AIM OF THE TASK
From the listing below, pull each line that includes "اليشكري".

Recorded data
----------------
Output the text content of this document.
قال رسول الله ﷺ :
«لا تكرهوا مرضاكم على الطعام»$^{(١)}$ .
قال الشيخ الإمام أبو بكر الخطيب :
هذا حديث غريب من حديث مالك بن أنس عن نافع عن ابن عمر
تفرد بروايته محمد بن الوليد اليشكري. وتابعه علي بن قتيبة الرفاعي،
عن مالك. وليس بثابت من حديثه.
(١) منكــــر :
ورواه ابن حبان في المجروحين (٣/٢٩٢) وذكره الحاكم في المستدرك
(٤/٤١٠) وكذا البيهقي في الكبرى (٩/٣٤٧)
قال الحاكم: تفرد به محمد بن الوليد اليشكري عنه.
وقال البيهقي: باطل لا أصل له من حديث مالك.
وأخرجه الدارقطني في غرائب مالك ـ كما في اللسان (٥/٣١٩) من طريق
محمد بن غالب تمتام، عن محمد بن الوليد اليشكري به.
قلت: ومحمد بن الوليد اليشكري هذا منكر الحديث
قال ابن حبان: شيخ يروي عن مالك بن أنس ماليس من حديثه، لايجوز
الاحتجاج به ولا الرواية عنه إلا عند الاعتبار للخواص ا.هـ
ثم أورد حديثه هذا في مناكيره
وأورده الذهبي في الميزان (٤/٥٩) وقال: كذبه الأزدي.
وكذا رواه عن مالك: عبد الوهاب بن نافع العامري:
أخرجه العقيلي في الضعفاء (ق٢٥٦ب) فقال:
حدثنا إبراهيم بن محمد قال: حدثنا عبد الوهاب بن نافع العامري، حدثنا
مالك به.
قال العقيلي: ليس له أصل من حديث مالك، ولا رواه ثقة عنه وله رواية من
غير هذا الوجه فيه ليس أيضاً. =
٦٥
----------------
ANSWER BELOW
تفرد بروايته محمد بن الوليد اليشكري. وتابعه علي بن قتيبة الرفاعي،
قال الحاكم: تفرد به محمد بن الوليد اليشكري عنه.
محمد بن غالب تمتام، عن محمد بن الوليد اليشكري به.
قلت: ومحمد بن الوليد اليشكري هذا منكر الحديث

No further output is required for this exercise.